start GIVEN DATA

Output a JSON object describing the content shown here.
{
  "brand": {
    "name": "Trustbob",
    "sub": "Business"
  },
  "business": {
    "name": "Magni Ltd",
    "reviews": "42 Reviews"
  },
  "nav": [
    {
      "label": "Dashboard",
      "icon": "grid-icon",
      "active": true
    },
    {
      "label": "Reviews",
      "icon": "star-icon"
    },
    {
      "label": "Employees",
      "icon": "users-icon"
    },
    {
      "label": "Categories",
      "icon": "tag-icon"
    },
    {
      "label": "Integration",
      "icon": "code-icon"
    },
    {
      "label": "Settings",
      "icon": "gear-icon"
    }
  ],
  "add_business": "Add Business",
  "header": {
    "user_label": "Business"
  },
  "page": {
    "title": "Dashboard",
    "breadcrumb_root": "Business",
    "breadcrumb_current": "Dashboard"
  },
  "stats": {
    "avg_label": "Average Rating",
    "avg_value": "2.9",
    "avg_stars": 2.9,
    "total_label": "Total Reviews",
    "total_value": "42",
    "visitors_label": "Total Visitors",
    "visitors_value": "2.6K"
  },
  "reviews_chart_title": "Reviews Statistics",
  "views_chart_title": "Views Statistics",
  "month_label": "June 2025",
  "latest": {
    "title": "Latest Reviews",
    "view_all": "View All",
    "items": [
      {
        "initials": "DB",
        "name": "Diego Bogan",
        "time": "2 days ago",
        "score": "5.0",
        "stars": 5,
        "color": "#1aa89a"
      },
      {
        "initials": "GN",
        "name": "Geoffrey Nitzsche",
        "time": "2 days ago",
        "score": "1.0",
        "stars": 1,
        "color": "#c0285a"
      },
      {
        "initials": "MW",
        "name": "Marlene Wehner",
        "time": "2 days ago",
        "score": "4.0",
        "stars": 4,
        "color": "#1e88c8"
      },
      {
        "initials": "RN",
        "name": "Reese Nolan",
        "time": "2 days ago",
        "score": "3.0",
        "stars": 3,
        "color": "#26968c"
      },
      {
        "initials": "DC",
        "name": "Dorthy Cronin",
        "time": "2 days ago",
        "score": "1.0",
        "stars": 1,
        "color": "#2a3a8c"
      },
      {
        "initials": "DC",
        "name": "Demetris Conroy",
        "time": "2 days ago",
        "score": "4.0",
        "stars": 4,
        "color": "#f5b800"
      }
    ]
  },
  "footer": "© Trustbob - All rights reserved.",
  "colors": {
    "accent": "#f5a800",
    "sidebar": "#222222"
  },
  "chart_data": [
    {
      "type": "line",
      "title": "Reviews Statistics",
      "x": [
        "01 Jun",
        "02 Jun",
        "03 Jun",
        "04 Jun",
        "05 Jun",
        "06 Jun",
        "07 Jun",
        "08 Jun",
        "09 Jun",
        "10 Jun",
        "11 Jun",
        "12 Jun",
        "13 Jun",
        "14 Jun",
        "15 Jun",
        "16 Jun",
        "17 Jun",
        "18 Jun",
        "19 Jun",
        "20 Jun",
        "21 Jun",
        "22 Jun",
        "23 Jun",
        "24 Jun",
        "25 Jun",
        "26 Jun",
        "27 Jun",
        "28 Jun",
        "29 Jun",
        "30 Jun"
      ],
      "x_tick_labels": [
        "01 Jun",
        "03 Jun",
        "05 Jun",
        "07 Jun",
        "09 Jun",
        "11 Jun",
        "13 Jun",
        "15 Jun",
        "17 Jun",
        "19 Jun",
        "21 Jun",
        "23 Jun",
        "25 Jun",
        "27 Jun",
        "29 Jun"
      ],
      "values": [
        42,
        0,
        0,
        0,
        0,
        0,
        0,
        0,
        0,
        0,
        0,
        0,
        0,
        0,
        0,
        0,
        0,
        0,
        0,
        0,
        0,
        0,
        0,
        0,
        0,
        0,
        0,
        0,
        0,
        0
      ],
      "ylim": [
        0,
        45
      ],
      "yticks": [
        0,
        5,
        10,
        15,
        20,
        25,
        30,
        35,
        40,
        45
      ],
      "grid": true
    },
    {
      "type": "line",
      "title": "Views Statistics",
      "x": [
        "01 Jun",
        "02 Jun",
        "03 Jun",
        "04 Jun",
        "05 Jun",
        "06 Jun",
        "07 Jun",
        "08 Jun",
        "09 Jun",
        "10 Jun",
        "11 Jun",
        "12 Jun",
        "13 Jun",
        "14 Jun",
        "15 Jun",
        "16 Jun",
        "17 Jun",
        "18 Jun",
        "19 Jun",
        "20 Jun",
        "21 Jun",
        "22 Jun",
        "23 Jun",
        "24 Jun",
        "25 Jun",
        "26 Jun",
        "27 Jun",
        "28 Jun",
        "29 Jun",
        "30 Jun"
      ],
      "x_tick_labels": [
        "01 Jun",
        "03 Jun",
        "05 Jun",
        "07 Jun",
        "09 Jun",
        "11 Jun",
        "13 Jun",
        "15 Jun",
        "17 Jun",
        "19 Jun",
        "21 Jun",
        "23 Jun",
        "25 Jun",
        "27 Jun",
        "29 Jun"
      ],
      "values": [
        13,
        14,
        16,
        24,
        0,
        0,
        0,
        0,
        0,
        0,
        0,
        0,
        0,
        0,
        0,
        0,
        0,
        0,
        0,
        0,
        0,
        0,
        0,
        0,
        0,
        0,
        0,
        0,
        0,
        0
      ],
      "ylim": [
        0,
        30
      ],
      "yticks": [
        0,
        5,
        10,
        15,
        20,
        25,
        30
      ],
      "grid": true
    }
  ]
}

end GIVEN DATA

DO THIS:
The records above should be duplicated in full, exactly as given.

RESULT BELOW:
Output a JSON object describing the content shown here.
{
  "brand": {
    "name": "Trustbob",
    "sub": "Business"
  },
  "business": {
    "name": "Magni Ltd",
    "reviews": "42 Reviews"
  },
  "nav": [
    {
      "label": "Dashboard",
      "icon": "grid-icon",
      "active": true
    },
    {
      "label": "Reviews",
      "icon": "star-icon"
    },
    {
      "label": "Employees",
      "icon": "users-icon"
    },
    {
      "label": "Categories",
      "icon": "tag-icon"
    },
    {
      "label": "Integration",
      "icon": "code-icon"
    },
    {
      "label": "Settings",
      "icon": "gear-icon"
    }
  ],
  "add_business": "Add Business",
  "header": {
    "user_label": "Business"
  },
  "page": {
    "title": "Dashboard",
    "breadcrumb_root": "Business",
    "breadcrumb_current": "Dashboard"
  },
  "stats": {
    "avg_label": "Average Rating",
    "avg_value": "2.9",
    "avg_stars": 2.9,
    "total_label": "Total Reviews",
    "total_value": "42",
    "visitors_label": "Total Visitors",
    "visitors_value": "2.6K"
  },
  "reviews_chart_title": "Reviews Statistics",
  "views_chart_title": "Views Statistics",
  "month_label": "June 2025",
  "latest": {
    "title": "Latest Reviews",
    "view_all": "View All",
    "items": [
      {
        "initials": "DB",
        "name": "Diego Bogan",
        "time": "2 days ago",
        "score": "5.0",
        "stars": 5,
        "color": "#1aa89a"
      },
      {
        "initials": "GN",
        "name": "Geoffrey Nitzsche",
        "time": "2 days ago",
        "score": "1.0",
        "stars": 1,
        "color": "#c0285a"
      },
      {
        "initials": "MW",
        "name": "Marlene Wehner",
        "time": "2 days ago",
        "score": "4.0",
        "stars": 4,
        "color": "#1e88c8"
      },
      {
        "initials": "RN",
        "name": "Reese Nolan",
        "time": "2 days ago",
        "score": "3.0",
        "stars": 3,
        "color": "#26968c"
      },
      {
        "initials": "DC",
        "name": "Dorthy Cronin",
        "time": "2 days ago",
        "score": "1.0",
        "stars": 1,
        "color": "#2a3a8c"
      },
      {
        "initials": "DC",
        "name": "Demetris Conroy",
        "time": "2 days ago",
        "score": "4.0",
        "stars": 4,
        "color": "#f5b800"
      }
    ]
  },
  "footer": "© Trustbob - All rights reserved.",
  "colors": {
    "accent": "#f5a800",
    "sidebar": "#222222"
  },
  "chart_data": [
    {
      "type": "line",
      "title": "Reviews Statistics",
      "x": [
        "01 Jun",
        "02 Jun",
        "03 Jun",
        "04 Jun",
        "05 Jun",
        "06 Jun",
        "07 Jun",
        "08 Jun",
        "09 Jun",
        "10 Jun",
        "11 Jun",
        "12 Jun",
        "13 Jun",
        "14 Jun",
        "15 Jun",
        "16 Jun",
        "17 Jun",
        "18 Jun",
        "19 Jun",
        "20 Jun",
        "21 Jun",
        "22 Jun",
        "23 Jun",
        "24 Jun",
        "25 Jun",
        "26 Jun",
        "27 Jun",
        "28 Jun",
        "29 Jun",
        "30 Jun"
      ],
      "x_tick_labels": [
        "01 Jun",
        "03 Jun",
        "05 Jun",
        "07 Jun",
        "09 Jun",
        "11 Jun",
        "13 Jun",
        "15 Jun",
        "17 Jun",
        "19 Jun",
        "21 Jun",
        "23 Jun",
        "25 Jun",
        "27 Jun",
        "29 Jun"
      ],
      "values": [
        42,
        0,
        0,
        0,
        0,
        0,
        0,
        0,
        0,
        0,
        0,
        0,
        0,
        0,
        0,
        0,
        0,
        0,
        0,
        0,
        0,
        0,
        0,
        0,
        0,
        0,
        0,
        0,
        0,
        0
      ],
      "ylim": [
        0,
        45
      ],
      "yticks": [
        0,
        5,
        10,
        15,
        20,
        25,
        30,
        35,
        40,
        45
      ],
      "grid": true
    },
    {
      "type": "line",
      "title": "Views Statistics",
      "x": [
        "01 Jun",
        "02 Jun",
        "03 Jun",
        "04 Jun",
        "05 Jun",
        "06 Jun",
        "07 Jun",
        "08 Jun",
        "09 Jun",
        "10 Jun",
        "11 Jun",
        "12 Jun",
        "13 Jun",
        "14 Jun",
        "15 Jun",
        "16 Jun",
        "17 Jun",
        "18 Jun",
        "19 Jun",
        "20 Jun",
        "21 Jun",
        "22 Jun",
        "23 Jun",
        "24 Jun",
        "25 Jun",
        "26 Jun",
        "27 Jun",
        "28 Jun",
        "29 Jun",
        "30 Jun"
      ],
      "x_tick_labels": [
        "01 Jun",
        "03 Jun",
        "05 Jun",
        "07 Jun",
        "09 Jun",
        "11 Jun",
        "13 Jun",
        "15 Jun",
        "17 Jun",
        "19 Jun",
        "21 Jun",
        "23 Jun",
        "25 Jun",
        "27 Jun",
        "29 Jun"
      ],
      "values": [
        13,
        14,
        16,
        24,
        0,
        0,
        0,
        0,
        0,
        0,
        0,
        0,
        0,
        0,
        0,
        0,
        0,
        0,
        0,
        0,
        0,
        0,
        0,
        0,
        0,
        0,
        0,
        0,
        0,
        0
      ],
      "ylim": [
        0,
        30
      ],
      "yticks": [
        0,
        5,
        10,
        15,
        20,
        25,
        30
      ],
      "grid": true
    }
  ]
}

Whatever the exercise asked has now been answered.